— start of Data rows —
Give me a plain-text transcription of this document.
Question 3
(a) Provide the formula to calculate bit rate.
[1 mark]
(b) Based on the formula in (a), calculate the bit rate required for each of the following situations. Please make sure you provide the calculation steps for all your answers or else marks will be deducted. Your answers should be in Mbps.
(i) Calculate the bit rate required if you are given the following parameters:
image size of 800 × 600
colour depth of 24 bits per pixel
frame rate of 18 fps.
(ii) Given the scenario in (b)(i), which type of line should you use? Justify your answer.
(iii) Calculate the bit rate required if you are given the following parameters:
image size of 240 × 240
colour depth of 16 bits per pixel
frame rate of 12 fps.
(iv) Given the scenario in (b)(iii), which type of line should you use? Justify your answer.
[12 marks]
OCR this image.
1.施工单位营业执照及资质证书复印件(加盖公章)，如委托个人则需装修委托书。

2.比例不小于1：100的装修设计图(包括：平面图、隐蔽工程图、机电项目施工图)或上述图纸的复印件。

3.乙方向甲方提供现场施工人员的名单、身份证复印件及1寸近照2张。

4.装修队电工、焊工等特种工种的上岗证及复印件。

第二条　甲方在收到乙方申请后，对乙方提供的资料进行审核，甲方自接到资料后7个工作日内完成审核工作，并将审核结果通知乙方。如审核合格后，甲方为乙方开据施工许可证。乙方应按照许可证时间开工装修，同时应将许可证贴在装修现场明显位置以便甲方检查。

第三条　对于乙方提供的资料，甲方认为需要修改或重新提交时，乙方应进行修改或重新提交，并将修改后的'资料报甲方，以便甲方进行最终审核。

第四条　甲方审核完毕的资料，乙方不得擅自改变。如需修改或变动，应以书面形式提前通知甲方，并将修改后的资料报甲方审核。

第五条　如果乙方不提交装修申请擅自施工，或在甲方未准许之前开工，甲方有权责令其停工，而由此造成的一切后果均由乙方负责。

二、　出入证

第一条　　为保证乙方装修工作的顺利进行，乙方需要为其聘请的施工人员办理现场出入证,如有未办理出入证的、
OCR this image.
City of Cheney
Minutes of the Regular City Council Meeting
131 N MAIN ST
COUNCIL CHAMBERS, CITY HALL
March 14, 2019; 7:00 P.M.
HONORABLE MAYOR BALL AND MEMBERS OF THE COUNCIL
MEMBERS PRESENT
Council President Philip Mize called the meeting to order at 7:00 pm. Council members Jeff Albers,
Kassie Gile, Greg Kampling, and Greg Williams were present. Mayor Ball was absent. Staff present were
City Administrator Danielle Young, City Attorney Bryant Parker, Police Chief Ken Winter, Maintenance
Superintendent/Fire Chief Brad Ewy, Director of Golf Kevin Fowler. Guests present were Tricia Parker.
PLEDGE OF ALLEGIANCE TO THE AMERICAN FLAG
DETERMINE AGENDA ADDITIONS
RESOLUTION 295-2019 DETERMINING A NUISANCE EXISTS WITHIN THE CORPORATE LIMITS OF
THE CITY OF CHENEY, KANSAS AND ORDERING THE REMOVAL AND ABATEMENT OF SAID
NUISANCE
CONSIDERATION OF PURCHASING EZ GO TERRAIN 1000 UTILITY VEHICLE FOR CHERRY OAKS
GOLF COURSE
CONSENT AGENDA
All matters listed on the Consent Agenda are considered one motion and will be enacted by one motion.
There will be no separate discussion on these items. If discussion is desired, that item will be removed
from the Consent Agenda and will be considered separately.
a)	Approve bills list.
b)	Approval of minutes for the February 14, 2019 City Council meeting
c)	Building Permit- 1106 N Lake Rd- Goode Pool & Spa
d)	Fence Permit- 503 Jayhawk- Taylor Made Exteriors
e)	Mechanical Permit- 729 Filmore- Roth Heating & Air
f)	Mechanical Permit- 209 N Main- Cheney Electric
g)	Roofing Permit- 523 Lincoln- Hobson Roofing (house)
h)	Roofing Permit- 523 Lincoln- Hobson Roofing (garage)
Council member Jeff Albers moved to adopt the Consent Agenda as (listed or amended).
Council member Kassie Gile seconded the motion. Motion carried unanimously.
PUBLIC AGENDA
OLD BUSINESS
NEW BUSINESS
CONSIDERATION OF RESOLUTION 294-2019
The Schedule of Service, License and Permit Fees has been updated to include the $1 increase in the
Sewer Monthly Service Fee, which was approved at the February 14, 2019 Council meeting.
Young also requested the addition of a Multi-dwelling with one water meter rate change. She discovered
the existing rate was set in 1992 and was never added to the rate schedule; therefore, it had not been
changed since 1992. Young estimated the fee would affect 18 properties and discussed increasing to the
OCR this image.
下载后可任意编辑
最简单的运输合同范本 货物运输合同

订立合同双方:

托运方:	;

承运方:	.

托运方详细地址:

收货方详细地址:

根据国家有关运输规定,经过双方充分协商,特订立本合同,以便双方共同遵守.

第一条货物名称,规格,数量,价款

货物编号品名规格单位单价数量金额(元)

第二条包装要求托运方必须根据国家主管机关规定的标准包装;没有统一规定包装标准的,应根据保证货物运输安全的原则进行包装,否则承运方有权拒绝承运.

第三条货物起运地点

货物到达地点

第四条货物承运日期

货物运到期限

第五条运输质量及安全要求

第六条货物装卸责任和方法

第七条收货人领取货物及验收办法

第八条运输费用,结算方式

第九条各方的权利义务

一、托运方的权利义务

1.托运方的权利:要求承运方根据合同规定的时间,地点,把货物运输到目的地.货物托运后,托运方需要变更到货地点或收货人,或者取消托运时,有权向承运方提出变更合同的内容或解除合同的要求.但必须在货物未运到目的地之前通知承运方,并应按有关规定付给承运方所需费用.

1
— end of Data rows —
:: Problem to solve ::
Faithfully transcribe the whole of the data.

:: Complete output ::
Give me a plain-text transcription of this document.
Question 3
(a) Provide the formula to calculate bit rate.
[1 mark]
(b) Based on the formula in (a), calculate the bit rate required for each of the following situations. Please make sure you provide the calculation steps for all your answers or else marks will be deducted. Your answers should be in Mbps.
(i) Calculate the bit rate required if you are given the following parameters:
image size of 800 × 600
colour depth of 24 bits per pixel
frame rate of 18 fps.
(ii) Given the scenario in (b)(i), which type of line should you use? Justify your answer.
(iii) Calculate the bit rate required if you are given the following parameters:
image size of 240 × 240
colour depth of 16 bits per pixel
frame rate of 12 fps.
(iv) Given the scenario in (b)(iii), which type of line should you use? Justify your answer.
[12 marks]
OCR this image.
1.施工单位营业执照及资质证书复印件(加盖公章)，如委托个人则需装修委托书。

2.比例不小于1：100的装修设计图(包括：平面图、隐蔽工程图、机电项目施工图)或上述图纸的复印件。

3.乙方向甲方提供现场施工人员的名单、身份证复印件及1寸近照2张。

4.装修队电工、焊工等特种工种的上岗证及复印件。

第二条　甲方在收到乙方申请后，对乙方提供的资料进行审核，甲方自接到资料后7个工作日内完成审核工作，并将审核结果通知乙方。如审核合格后，甲方为乙方开据施工许可证。乙方应按照许可证时间开工装修，同时应将许可证贴在装修现场明显位置以便甲方检查。

第三条　对于乙方提供的资料，甲方认为需要修改或重新提交时，乙方应进行修改或重新提交，并将修改后的'资料报甲方，以便甲方进行最终审核。

第四条　甲方审核完毕的资料，乙方不得擅自改变。如需修改或变动，应以书面形式提前通知甲方，并将修改后的资料报甲方审核。

第五条　如果乙方不提交装修申请擅自施工，或在甲方未准许之前开工，甲方有权责令其停工，而由此造成的一切后果均由乙方负责。

二、　出入证

第一条　　为保证乙方装修工作的顺利进行，乙方需要为其聘请的施工人员办理现场出入证,如有未办理出入证的、
OCR this image.
City of Cheney
Minutes of the Regular City Council Meeting
131 N MAIN ST
COUNCIL CHAMBERS, CITY HALL
March 14, 2019; 7:00 P.M.
HONORABLE MAYOR BALL AND MEMBERS OF THE COUNCIL
MEMBERS PRESENT
Council President Philip Mize called the meeting to order at 7:00 pm. Council members Jeff Albers,
Kassie Gile, Greg Kampling, and Greg Williams were present. Mayor Ball was absent. Staff present were
City Administrator Danielle Young, City Attorney Bryant Parker, Police Chief Ken Winter, Maintenance
Superintendent/Fire Chief Brad Ewy, Director of Golf Kevin Fowler. Guests present were Tricia Parker.
PLEDGE OF ALLEGIANCE TO THE AMERICAN FLAG
DETERMINE AGENDA ADDITIONS
RESOLUTION 295-2019 DETERMINING A NUISANCE EXISTS WITHIN THE CORPORATE LIMITS OF
THE CITY OF CHENEY, KANSAS AND ORDERING THE REMOVAL AND ABATEMENT OF SAID
NUISANCE
CONSIDERATION OF PURCHASING EZ GO TERRAIN 1000 UTILITY VEHICLE FOR CHERRY OAKS
GOLF COURSE
CONSENT AGENDA
All matters listed on the Consent Agenda are considered one motion and will be enacted by one motion.
There will be no separate discussion on these items. If discussion is desired, that item will be removed
from the Consent Agenda and will be considered separately.
a)	Approve bills list.
b)	Approval of minutes for the February 14, 2019 City Council meeting
c)	Building Permit- 1106 N Lake Rd- Goode Pool & Spa
d)	Fence Permit- 503 Jayhawk- Taylor Made Exteriors
e)	Mechanical Permit- 729 Filmore- Roth Heating & Air
f)	Mechanical Permit- 209 N Main- Cheney Electric
g)	Roofing Permit- 523 Lincoln- Hobson Roofing (house)
h)	Roofing Permit- 523 Lincoln- Hobson Roofing (garage)
Council member Jeff Albers moved to adopt the Consent Agenda as (listed or amended).
Council member Kassie Gile seconded the motion. Motion carried unanimously.
PUBLIC AGENDA
OLD BUSINESS
NEW BUSINESS
CONSIDERATION OF RESOLUTION 294-2019
The Schedule of Service, License and Permit Fees has been updated to include the $1 increase in the
Sewer Monthly Service Fee, which was approved at the February 14, 2019 Council meeting.
Young also requested the addition of a Multi-dwelling with one water meter rate change. She discovered
the existing rate was set in 1992 and was never added to the rate schedule; therefore, it had not been
changed since 1992. Young estimated the fee would affect 18 properties and discussed increasing to the
OCR this image.
下载后可任意编辑
最简单的运输合同范本 货物运输合同

订立合同双方:

托运方:	;

承运方:	.

托运方详细地址:

收货方详细地址:

根据国家有关运输规定,经过双方充分协商,特订立本合同,以便双方共同遵守.

第一条货物名称,规格,数量,价款

货物编号品名规格单位单价数量金额(元)

第二条包装要求托运方必须根据国家主管机关规定的标准包装;没有统一规定包装标准的,应根据保证货物运输安全的原则进行包装,否则承运方有权拒绝承运.

第三条货物起运地点

货物到达地点

第四条货物承运日期

货物运到期限

第五条运输质量及安全要求

第六条货物装卸责任和方法

第七条收货人领取货物及验收办法

第八条运输费用,结算方式

第九条各方的权利义务

一、托运方的权利义务

1.托运方的权利:要求承运方根据合同规定的时间,地点,把货物运输到目的地.货物托运后,托运方需要变更到货地点或收货人,或者取消托运时,有权向承运方提出变更合同的内容或解除合同的要求.但必须在货物未运到目的地之前通知承运方,并应按有关规定付给承运方所需费用.

1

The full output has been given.